WHAT THE TASK ASKS: Write out all of the records precisely. Skip anything that is a picture.

**** WORKING DATA

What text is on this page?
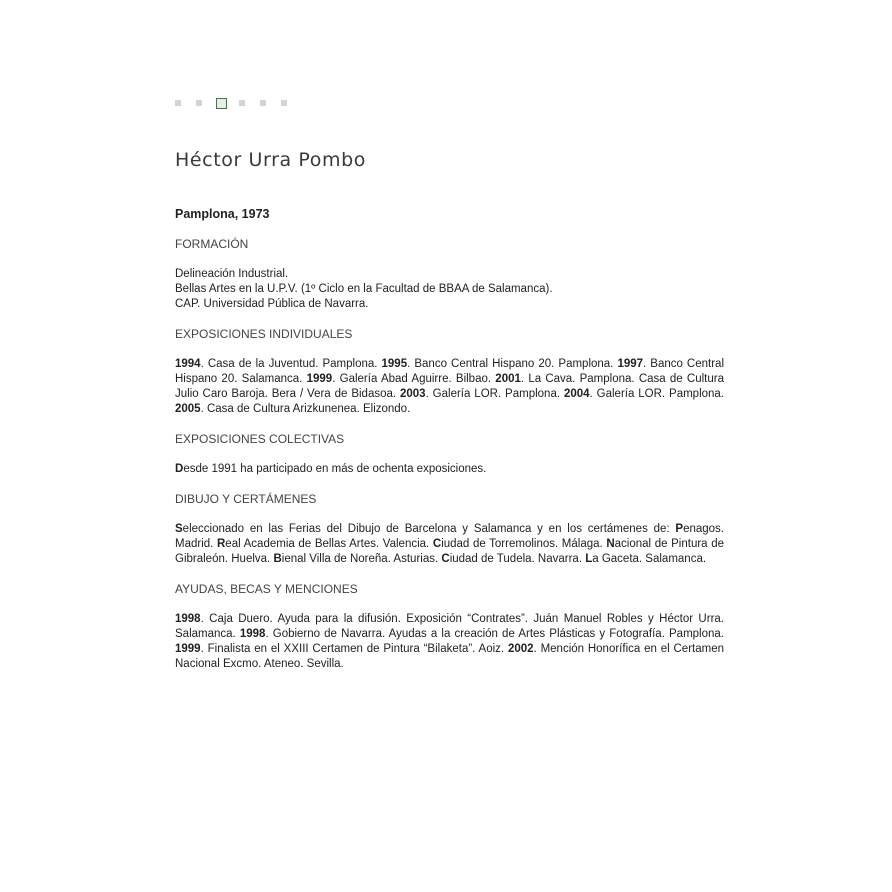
Héctor Urra Pombo
Pamplona, 1973
FORMACIÓN
Delineación Industrial.
Bellas Artes en la U.P.V. (1º Ciclo en la Facultad de BBAA de Salamanca).
CAP. Universidad Pública de Navarra.
EXPOSICIONES INDIVIDUALES
1994. Casa de la Juventud. Pamplona. 1995. Banco Central Hispano 20. Pamplona. 1997. Banco Central Hispano 20. Salamanca. 1999. Galería Abad Aguirre. Bilbao. 2001. La Cava. Pamplona. Casa de Cultura Julio Caro Baroja. Bera / Vera de Bidasoa. 2003. Galería LOR. Pamplona. 2004. Galería LOR. Pamplona. 2005. Casa de Cultura Arizkunenea. Elizondo.
EXPOSICIONES COLECTIVAS
Desde 1991 ha participado en más de ochenta exposiciones.
DIBUJO Y CERTÁMENES
Seleccionado en las Ferias del Dibujo de Barcelona y Salamanca y en los certámenes de: Penagos. Madrid. Real Academia de Bellas Artes. Valencia. Ciudad de Torremolinos. Málaga. Nacional de Pintura de Gibraleón. Huelva. Bienal Villa de Noreña. Asturias. Ciudad de Tudela. Navarra. La Gaceta. Salamanca.
AYUDAS, BECAS Y MENCIONES
1998. Caja Duero. Ayuda para la difusión. Exposición “Contrates”. Juán Manuel Robles y Héctor Urra. Salamanca. 1998. Gobierno de Navarra. Ayudas a la creación de Artes Plásticas y Fotografía. Pamplona. 1999. Finalista en el XXIII Certamen de Pintura “Bilaketa”. Aoiz. 2002. Mención Honorífica en el Certamen Nacional Excmo. Ateneo. Sevilla.
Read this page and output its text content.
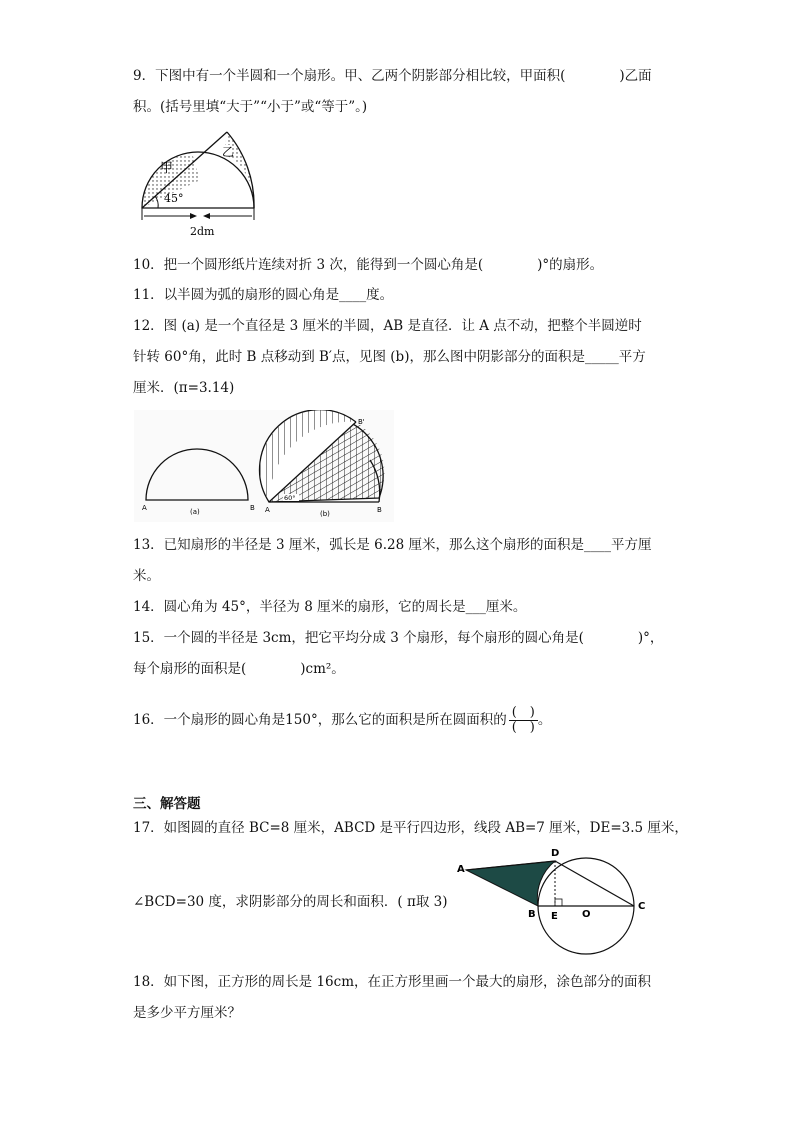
9．下图中有一个半圆和一个扇形。甲、乙两个阴影部分相比较，甲面积(　　　　)乙面
积。(括号里填“大于”“小于”或“等于”。)
甲
乙
45°
2dm
10．把一个圆形纸片连续对折 3 次，能得到一个圆心角是(　　　　)°的扇形。
11．以半圆为弧的扇形的圆心角是____度。
12．图 (a) 是一个直径是 3 厘米的半圆，AB 是直径．让 A 点不动，把整个半圆逆时
针转 60°角，此时 B 点移动到 B′点，见图 (b)，那么图中阴影部分的面积是_____平方
厘米．(π=3.14)
A	B
(a)
60°
A	B
B'
(b)
13．已知扇形的半径是 3 厘米，弧长是 6.28 厘米，那么这个扇形的面积是____平方厘
米。
14．圆心角为 45°，半径为 8 厘米的扇形，它的周长是___厘米。
15．一个圆的半径是 3cm，把它平均分成 3 个扇形，每个扇形的圆心角是(　　　　)°，
每个扇形的面积是(　　　　)cm²。
16．一个扇形的圆心角是150°，那么它的面积是所在圆面积的 $\frac{( )}{( )}$ 。
三、解答题
17．如图圆的直径 BC=8 厘米，ABCD 是平行四边形，线段 AB=7 厘米，DE=3.5 厘米，
∠BCD=30 度，求阴影部分的周长和面积．( π取 3)
A
B
C
D
E O
18．如下图，正方形的周长是 16cm，在正方形里画一个最大的扇形，涂色部分的面积
是多少平方厘米？
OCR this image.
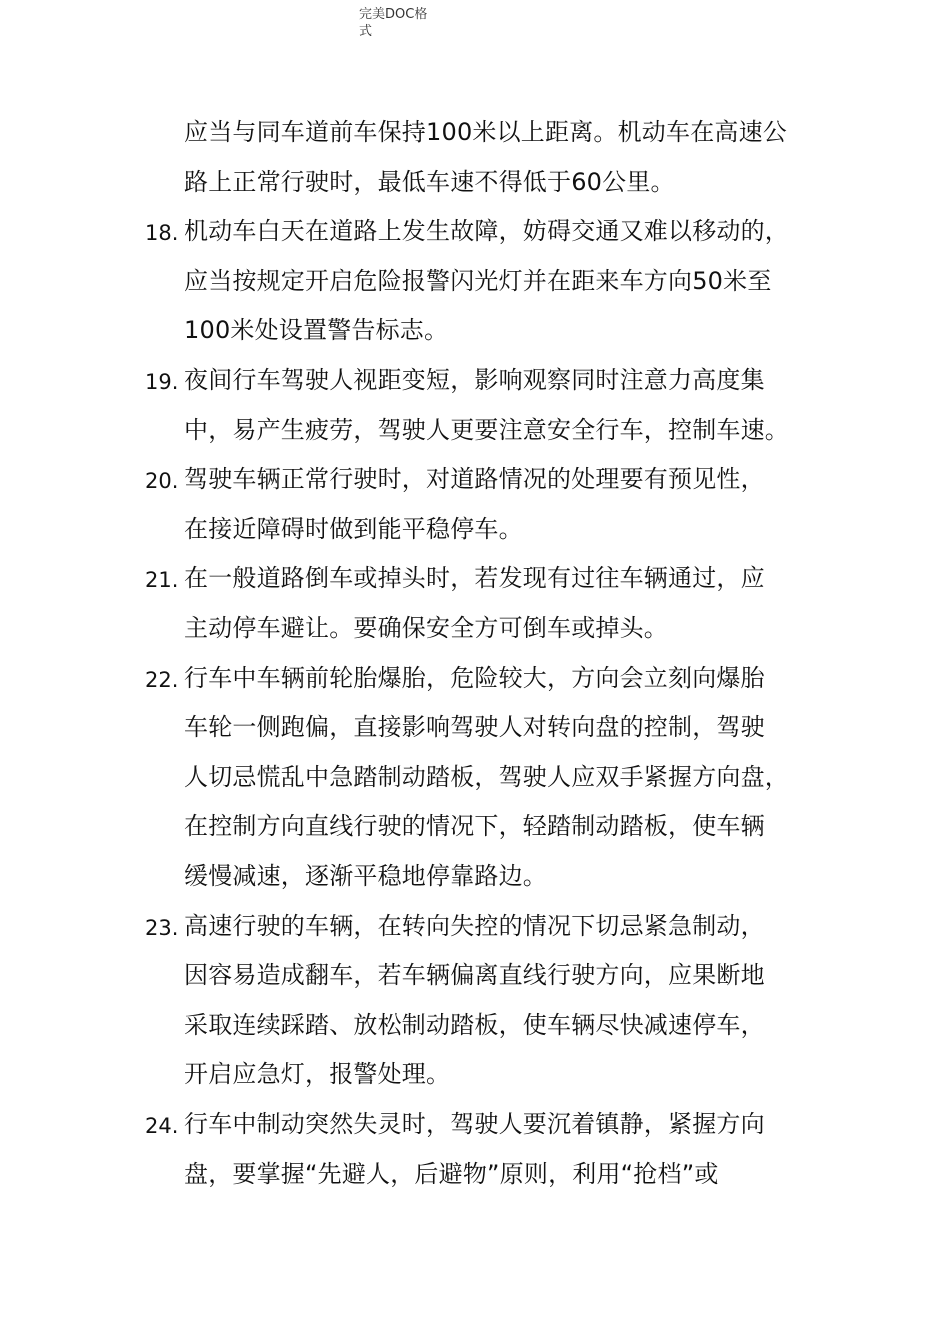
完美DOC格
式
应当与同车道前车保持100米以上距离。机动车在高速公
路上正常行驶时，最低车速不得低于60公里。
18. 机动车白天在道路上发生故障，妨碍交通又难以移动的，
应当按规定开启危险报警闪光灯并在距来车方向50米至
100米处设置警告标志。
19. 夜间行车驾驶人视距变短，影响观察同时注意力高度集
中，易产生疲劳，驾驶人更要注意安全行车，控制车速。
20. 驾驶车辆正常行驶时，对道路情况的处理要有预见性，
在接近障碍时做到能平稳停车。
21. 在一般道路倒车或掉头时，若发现有过往车辆通过，应
主动停车避让。要确保安全方可倒车或掉头。
22. 行车中车辆前轮胎爆胎，危险较大，方向会立刻向爆胎
车轮一侧跑偏，直接影响驾驶人对转向盘的控制，驾驶
人切忌慌乱中急踏制动踏板，驾驶人应双手紧握方向盘，
在控制方向直线行驶的情况下，轻踏制动踏板，使车辆
缓慢减速，逐渐平稳地停靠路边。
23. 高速行驶的车辆，在转向失控的情况下切忌紧急制动，
因容易造成翻车，若车辆偏离直线行驶方向，应果断地
采取连续踩踏、放松制动踏板，使车辆尽快减速停车，
开启应急灯，报警处理。
24. 行车中制动突然失灵时，驾驶人要沉着镇静，紧握方向
盘，要掌握“先避人，后避物”原则，利用“抢档”或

********

SOLUTION BELOW:
What text is on this page?
Héctor Urra Pombo
Pamplona, 1973
FORMACIÓN
Delineación Industrial.
Bellas Artes en la U.P.V. (1º Ciclo en la Facultad de BBAA de Salamanca).
CAP. Universidad Pública de Navarra.
EXPOSICIONES INDIVIDUALES
1994. Casa de la Juventud. Pamplona. 1995. Banco Central Hispano 20. Pamplona. 1997. Banco Central Hispano 20. Salamanca. 1999. Galería Abad Aguirre. Bilbao. 2001. La Cava. Pamplona. Casa de Cultura Julio Caro Baroja. Bera / Vera de Bidasoa. 2003. Galería LOR. Pamplona. 2004. Galería LOR. Pamplona. 2005. Casa de Cultura Arizkunenea. Elizondo.
EXPOSICIONES COLECTIVAS
Desde 1991 ha participado en más de ochenta exposiciones.
DIBUJO Y CERTÁMENES
Seleccionado en las Ferias del Dibujo de Barcelona y Salamanca y en los certámenes de: Penagos. Madrid. Real Academia de Bellas Artes. Valencia. Ciudad de Torremolinos. Málaga. Nacional de Pintura de Gibraleón. Huelva. Bienal Villa de Noreña. Asturias. Ciudad de Tudela. Navarra. La Gaceta. Salamanca.
AYUDAS, BECAS Y MENCIONES
1998. Caja Duero. Ayuda para la difusión. Exposición “Contrates”. Juán Manuel Robles y Héctor Urra. Salamanca. 1998. Gobierno de Navarra. Ayudas a la creación de Artes Plásticas y Fotografía. Pamplona. 1999. Finalista en el XXIII Certamen de Pintura “Bilaketa”. Aoiz. 2002. Mención Honorífica en el Certamen Nacional Excmo. Ateneo. Sevilla.
Read this page and output its text content.
9．下图中有一个半圆和一个扇形。甲、乙两个阴影部分相比较，甲面积(　　　　)乙面
积。(括号里填“大于”“小于”或“等于”。)
甲
乙
45°
2dm
10．把一个圆形纸片连续对折 3 次，能得到一个圆心角是(　　　　)°的扇形。
11．以半圆为弧的扇形的圆心角是____度。
12．图 (a) 是一个直径是 3 厘米的半圆，AB 是直径．让 A 点不动，把整个半圆逆时
针转 60°角，此时 B 点移动到 B′点，见图 (b)，那么图中阴影部分的面积是_____平方
厘米．(π=3.14)
A	B
(a)
60°
A	B
B'
(b)
13．已知扇形的半径是 3 厘米，弧长是 6.28 厘米，那么这个扇形的面积是____平方厘
米。
14．圆心角为 45°，半径为 8 厘米的扇形，它的周长是___厘米。
15．一个圆的半径是 3cm，把它平均分成 3 个扇形，每个扇形的圆心角是(　　　　)°，
每个扇形的面积是(　　　　)cm²。
16．一个扇形的圆心角是150°，那么它的面积是所在圆面积的 $\frac{( )}{( )}$ 。
三、解答题
17．如图圆的直径 BC=8 厘米，ABCD 是平行四边形，线段 AB=7 厘米，DE=3.5 厘米，
∠BCD=30 度，求阴影部分的周长和面积．( π取 3)
A
B
C
D
E O
18．如下图，正方形的周长是 16cm，在正方形里画一个最大的扇形，涂色部分的面积
是多少平方厘米？
OCR this image.
完美DOC格
式
应当与同车道前车保持100米以上距离。机动车在高速公
路上正常行驶时，最低车速不得低于60公里。
18. 机动车白天在道路上发生故障，妨碍交通又难以移动的，
应当按规定开启危险报警闪光灯并在距来车方向50米至
100米处设置警告标志。
19. 夜间行车驾驶人视距变短，影响观察同时注意力高度集
中，易产生疲劳，驾驶人更要注意安全行车，控制车速。
20. 驾驶车辆正常行驶时，对道路情况的处理要有预见性，
在接近障碍时做到能平稳停车。
21. 在一般道路倒车或掉头时，若发现有过往车辆通过，应
主动停车避让。要确保安全方可倒车或掉头。
22. 行车中车辆前轮胎爆胎，危险较大，方向会立刻向爆胎
车轮一侧跑偏，直接影响驾驶人对转向盘的控制，驾驶
人切忌慌乱中急踏制动踏板，驾驶人应双手紧握方向盘，
在控制方向直线行驶的情况下，轻踏制动踏板，使车辆
缓慢减速，逐渐平稳地停靠路边。
23. 高速行驶的车辆，在转向失控的情况下切忌紧急制动，
因容易造成翻车，若车辆偏离直线行驶方向，应果断地
采取连续踩踏、放松制动踏板，使车辆尽快减速停车，
开启应急灯，报警处理。
24. 行车中制动突然失灵时，驾驶人要沉着镇静，紧握方向
盘，要掌握“先避人，后避物”原则，利用“抢档”或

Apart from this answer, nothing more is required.